Requirement:
Report only the number of lines in this material that include the string "Apple".

Data shown:
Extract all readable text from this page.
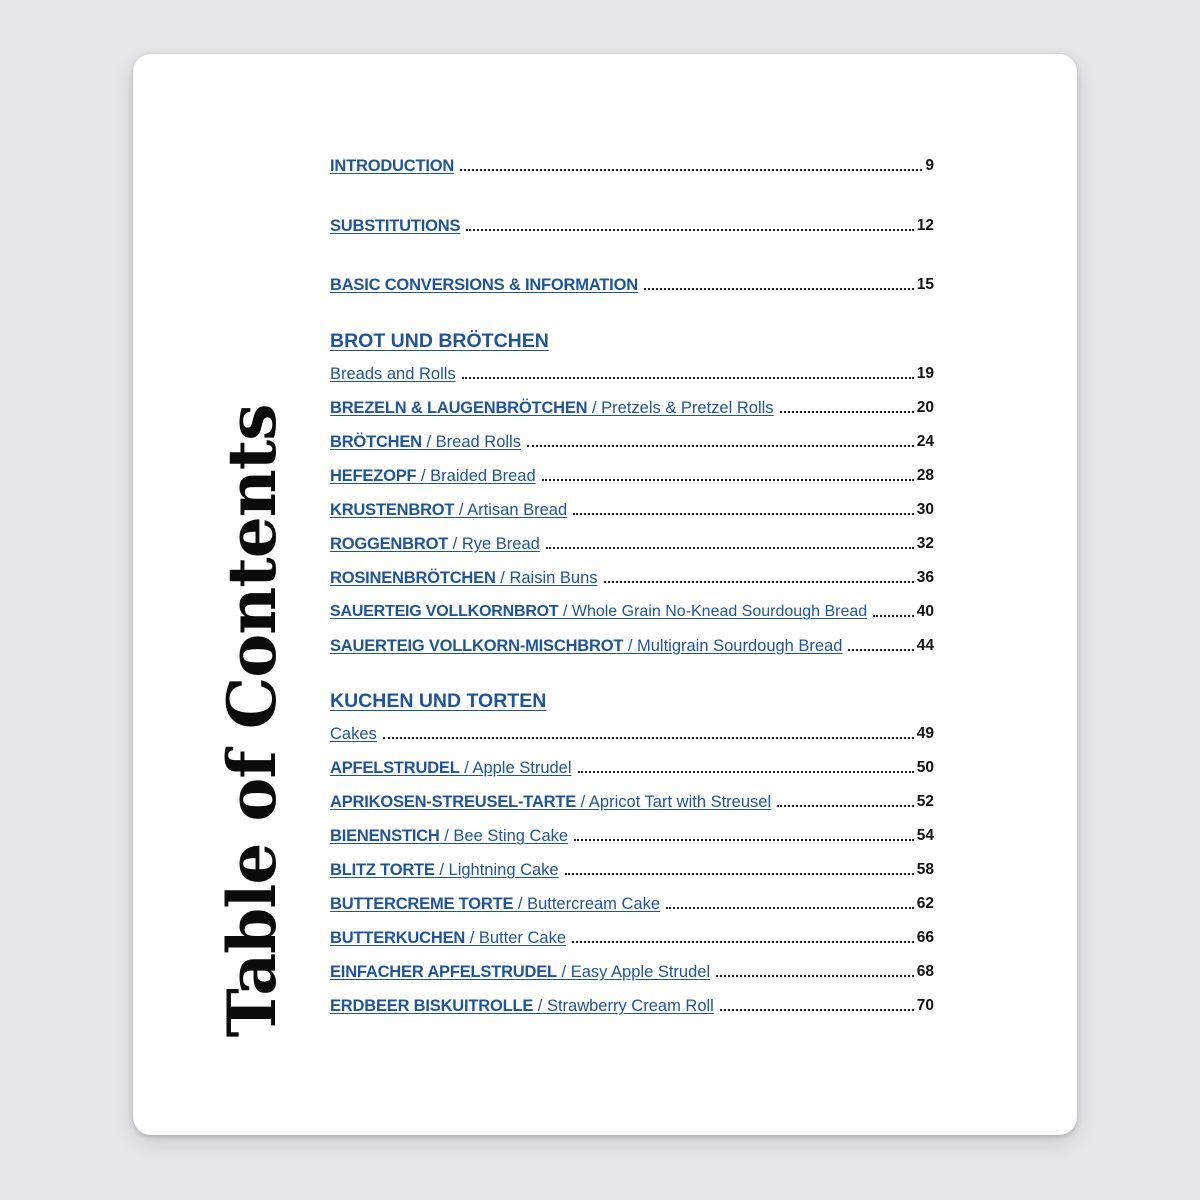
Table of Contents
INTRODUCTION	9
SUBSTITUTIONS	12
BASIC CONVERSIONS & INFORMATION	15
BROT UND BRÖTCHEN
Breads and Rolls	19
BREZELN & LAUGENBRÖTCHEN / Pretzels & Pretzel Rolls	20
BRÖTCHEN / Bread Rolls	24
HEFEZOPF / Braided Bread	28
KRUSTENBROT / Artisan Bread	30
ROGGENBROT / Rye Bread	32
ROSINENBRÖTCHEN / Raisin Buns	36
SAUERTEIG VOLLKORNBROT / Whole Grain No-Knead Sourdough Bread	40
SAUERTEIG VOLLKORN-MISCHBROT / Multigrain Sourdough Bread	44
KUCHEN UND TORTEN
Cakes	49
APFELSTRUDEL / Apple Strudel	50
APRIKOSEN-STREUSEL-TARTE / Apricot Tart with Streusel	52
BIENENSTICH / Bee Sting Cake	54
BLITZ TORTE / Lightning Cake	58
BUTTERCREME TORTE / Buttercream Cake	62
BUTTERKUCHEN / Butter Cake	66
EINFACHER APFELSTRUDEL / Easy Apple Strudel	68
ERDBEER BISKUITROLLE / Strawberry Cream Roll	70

Exercise response:
2